## VORLIEGENDER TEXTAUSZUG
* * * *
Was für ein Abend! Als stünde man gleich neben der kleinen Partygesellschaft auf der Terrasse eines Hauses in einem noblen Pariser Vorort. Als würde einen die Runde, die gerade mit dem ersten Glas Bordeaux auf die Freundschaft anstößt, fragen: "Gefallen wir dir?"
Maßbacher Premiere von "Der Vorname", der bitterbösen, zweifach verfilmten französischen Komödie von Matthieu Delaporte und Alexandre de la Patellière. Die Verfilmungen sollte man an diesem Abend im Intimen Theater vergessen. Die Inszenierung von Rolf Heiermann spricht für sich. Sanfte Salonmusik kommentiert ironisch die zunehmende Gereiztheit der kleinen Gesellschaft, der Regisseur persönlich führt als Erzähler aus dem Off in die Geschichte ein.
* * * *
## AUFGABENSTELLUNG
Gib aus der Theaterkritik den Abschnitt von „Was für ein“ bis einschließlich „die Geschichte ein.“ wortgetreu wieder.
* * * *
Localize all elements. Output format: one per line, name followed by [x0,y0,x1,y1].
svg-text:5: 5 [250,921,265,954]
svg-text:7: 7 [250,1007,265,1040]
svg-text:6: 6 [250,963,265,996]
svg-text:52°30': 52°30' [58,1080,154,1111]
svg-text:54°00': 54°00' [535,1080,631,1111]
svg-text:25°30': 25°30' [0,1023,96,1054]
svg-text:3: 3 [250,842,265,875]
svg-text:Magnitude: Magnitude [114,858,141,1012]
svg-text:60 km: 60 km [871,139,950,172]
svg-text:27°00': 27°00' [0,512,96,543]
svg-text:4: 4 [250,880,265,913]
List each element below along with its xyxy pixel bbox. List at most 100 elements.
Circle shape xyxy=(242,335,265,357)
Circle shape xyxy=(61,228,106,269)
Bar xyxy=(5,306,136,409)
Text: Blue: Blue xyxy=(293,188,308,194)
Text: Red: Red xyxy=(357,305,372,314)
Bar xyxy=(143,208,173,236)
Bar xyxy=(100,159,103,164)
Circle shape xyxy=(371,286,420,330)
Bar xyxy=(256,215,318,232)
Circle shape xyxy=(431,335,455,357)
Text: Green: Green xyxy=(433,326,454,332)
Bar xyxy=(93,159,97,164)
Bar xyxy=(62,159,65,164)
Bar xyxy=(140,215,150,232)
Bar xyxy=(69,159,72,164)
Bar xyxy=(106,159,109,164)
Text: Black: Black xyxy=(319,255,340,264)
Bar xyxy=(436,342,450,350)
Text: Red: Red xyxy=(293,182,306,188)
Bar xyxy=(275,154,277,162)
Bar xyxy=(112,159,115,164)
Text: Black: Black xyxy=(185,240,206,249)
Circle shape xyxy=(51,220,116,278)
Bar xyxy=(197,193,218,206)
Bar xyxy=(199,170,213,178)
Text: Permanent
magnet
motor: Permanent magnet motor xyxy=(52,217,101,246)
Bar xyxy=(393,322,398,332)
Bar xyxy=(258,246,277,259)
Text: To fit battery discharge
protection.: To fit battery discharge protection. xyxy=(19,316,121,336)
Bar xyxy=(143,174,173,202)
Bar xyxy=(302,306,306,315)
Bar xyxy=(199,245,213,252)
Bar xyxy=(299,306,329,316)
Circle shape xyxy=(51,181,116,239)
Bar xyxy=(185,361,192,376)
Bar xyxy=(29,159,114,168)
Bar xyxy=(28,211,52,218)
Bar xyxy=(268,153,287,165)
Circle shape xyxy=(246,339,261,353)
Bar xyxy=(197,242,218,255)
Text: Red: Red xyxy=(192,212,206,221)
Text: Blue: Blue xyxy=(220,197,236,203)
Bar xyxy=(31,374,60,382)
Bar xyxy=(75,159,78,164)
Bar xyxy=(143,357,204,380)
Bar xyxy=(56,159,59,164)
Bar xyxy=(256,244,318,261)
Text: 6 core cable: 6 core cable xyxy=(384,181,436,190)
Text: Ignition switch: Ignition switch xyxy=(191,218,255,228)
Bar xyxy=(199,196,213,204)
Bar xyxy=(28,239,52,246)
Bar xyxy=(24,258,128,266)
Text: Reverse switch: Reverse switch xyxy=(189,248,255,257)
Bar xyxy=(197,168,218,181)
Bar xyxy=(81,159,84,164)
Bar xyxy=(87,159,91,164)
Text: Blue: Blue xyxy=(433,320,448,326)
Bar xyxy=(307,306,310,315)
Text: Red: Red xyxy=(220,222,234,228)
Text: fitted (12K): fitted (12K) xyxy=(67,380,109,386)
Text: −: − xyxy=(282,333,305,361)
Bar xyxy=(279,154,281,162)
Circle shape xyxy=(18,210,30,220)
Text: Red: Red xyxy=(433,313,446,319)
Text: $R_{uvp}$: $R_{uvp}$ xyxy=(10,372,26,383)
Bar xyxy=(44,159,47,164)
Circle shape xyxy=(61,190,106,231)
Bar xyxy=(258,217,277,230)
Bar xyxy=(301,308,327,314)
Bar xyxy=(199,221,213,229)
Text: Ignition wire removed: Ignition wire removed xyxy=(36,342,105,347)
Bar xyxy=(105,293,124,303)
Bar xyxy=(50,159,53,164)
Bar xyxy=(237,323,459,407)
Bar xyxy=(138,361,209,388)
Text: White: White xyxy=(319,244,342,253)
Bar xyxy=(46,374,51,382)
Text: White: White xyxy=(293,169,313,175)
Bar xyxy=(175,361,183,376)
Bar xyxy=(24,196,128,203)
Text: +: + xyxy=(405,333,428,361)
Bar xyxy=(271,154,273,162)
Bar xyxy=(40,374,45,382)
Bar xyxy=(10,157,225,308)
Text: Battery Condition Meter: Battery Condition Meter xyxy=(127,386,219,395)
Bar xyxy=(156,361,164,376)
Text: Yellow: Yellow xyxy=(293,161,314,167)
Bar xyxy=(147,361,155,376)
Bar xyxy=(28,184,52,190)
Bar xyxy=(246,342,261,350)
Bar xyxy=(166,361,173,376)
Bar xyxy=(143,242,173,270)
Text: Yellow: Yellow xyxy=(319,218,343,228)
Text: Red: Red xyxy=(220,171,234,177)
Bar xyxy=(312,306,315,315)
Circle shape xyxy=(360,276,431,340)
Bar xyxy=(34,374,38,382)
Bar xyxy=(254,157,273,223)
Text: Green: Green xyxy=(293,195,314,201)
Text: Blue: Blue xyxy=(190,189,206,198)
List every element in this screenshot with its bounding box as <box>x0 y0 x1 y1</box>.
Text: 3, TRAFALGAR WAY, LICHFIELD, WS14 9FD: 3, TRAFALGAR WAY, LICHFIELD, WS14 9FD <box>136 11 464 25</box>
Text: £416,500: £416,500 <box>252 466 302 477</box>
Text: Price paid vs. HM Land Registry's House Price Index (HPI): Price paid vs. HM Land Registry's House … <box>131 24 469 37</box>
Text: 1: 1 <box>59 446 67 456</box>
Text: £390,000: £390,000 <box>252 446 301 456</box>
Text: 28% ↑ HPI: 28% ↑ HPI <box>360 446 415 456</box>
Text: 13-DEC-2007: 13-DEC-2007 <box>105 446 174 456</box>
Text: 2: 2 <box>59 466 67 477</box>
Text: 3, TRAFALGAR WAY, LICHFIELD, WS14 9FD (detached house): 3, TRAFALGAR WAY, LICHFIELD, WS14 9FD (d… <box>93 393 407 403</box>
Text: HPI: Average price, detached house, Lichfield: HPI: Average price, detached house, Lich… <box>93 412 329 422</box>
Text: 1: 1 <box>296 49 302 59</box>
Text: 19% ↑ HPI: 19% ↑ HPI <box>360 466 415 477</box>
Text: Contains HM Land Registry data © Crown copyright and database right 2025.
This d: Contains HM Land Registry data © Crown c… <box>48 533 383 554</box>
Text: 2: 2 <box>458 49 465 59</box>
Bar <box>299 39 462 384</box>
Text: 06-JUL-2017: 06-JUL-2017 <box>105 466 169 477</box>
* * * *
## ERGEBNIS DIESER AUFGABE
Was für ein Abend! Als stünde man gleich neben der kleinen Partygesellschaft auf der Terrasse eines Hauses in einem noblen Pariser Vorort. Als würde einen die Runde, die gerade mit dem ersten Glas Bordeaux auf die Freundschaft anstößt, fragen: "Gefallen wir dir?"
Maßbacher Premiere von "Der Vorname", der bitterbösen, zweifach verfilmten französischen Komödie von Matthieu Delaporte und Alexandre de la Patellière. Die Verfilmungen sollte man an diesem Abend im Intimen Theater vergessen. Die Inszenierung von Rolf Heiermann spricht für sich. Sanfte Salonmusik kommentiert ironisch die zunehmende Gereiztheit der kleinen Gesellschaft, der Regisseur persönlich führt als Erzähler aus dem Off in die Geschichte ein.